START Records for this exercise
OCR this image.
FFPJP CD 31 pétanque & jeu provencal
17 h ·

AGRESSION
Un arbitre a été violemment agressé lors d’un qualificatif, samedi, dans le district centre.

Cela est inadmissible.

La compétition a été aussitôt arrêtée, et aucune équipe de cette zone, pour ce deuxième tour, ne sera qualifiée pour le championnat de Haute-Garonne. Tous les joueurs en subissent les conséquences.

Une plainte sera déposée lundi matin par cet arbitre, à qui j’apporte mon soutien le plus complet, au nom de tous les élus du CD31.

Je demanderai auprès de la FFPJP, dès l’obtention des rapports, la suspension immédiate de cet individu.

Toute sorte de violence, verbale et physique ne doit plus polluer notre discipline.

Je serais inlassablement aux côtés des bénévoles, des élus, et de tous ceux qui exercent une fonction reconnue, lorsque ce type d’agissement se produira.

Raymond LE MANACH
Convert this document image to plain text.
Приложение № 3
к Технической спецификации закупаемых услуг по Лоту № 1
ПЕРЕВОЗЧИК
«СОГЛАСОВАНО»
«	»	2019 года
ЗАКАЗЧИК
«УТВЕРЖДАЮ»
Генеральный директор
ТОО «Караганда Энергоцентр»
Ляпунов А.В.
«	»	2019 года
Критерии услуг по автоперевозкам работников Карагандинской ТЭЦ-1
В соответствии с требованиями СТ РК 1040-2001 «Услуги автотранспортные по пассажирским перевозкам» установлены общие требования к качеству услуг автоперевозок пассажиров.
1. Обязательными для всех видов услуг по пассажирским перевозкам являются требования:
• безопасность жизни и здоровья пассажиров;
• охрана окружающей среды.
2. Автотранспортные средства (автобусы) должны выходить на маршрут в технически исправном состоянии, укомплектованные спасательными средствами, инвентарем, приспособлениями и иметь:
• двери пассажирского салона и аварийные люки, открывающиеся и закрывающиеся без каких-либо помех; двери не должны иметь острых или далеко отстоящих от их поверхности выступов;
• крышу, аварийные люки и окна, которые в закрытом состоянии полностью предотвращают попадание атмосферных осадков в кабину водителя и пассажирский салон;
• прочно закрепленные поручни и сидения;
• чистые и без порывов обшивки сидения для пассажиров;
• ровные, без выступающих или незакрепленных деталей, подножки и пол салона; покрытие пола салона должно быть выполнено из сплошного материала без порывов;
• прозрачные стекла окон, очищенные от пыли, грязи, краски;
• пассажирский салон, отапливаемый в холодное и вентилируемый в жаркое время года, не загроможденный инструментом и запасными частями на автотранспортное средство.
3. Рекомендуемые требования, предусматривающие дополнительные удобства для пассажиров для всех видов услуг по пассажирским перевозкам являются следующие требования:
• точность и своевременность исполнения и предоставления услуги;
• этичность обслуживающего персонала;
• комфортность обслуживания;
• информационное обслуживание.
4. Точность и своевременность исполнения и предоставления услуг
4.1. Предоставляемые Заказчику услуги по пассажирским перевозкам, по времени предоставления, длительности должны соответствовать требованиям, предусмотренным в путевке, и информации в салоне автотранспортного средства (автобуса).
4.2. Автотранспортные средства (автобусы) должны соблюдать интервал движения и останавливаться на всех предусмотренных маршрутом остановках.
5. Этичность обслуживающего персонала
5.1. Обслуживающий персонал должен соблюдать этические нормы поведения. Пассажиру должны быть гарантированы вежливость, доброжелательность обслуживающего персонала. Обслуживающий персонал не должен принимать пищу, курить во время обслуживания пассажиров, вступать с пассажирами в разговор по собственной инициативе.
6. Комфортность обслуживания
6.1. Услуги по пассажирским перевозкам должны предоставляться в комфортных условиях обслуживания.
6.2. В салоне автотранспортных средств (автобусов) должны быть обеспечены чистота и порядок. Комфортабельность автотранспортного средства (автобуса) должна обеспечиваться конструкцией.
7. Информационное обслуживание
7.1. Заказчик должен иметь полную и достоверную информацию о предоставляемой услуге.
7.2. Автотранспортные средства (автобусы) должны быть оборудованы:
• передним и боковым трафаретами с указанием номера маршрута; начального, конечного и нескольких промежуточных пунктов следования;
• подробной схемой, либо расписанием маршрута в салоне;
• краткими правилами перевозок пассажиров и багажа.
END Records for this exercise
* Exercise instructions *
Show the lines of the material that contain the word "всех".

* Final answer *
1. Обязательными для всех видов услуг по пассажирским перевозкам являются требования:
3. Рекомендуемые требования, предусматривающие дополнительные удобства для пассажиров для всех видов услуг по пассажирским перевозкам являются следующие требования:
4.2. Автотранспортные средства (автобусы) должны соблюдать интервал движения и останавливаться на всех предусмотренных маршрутом остановках.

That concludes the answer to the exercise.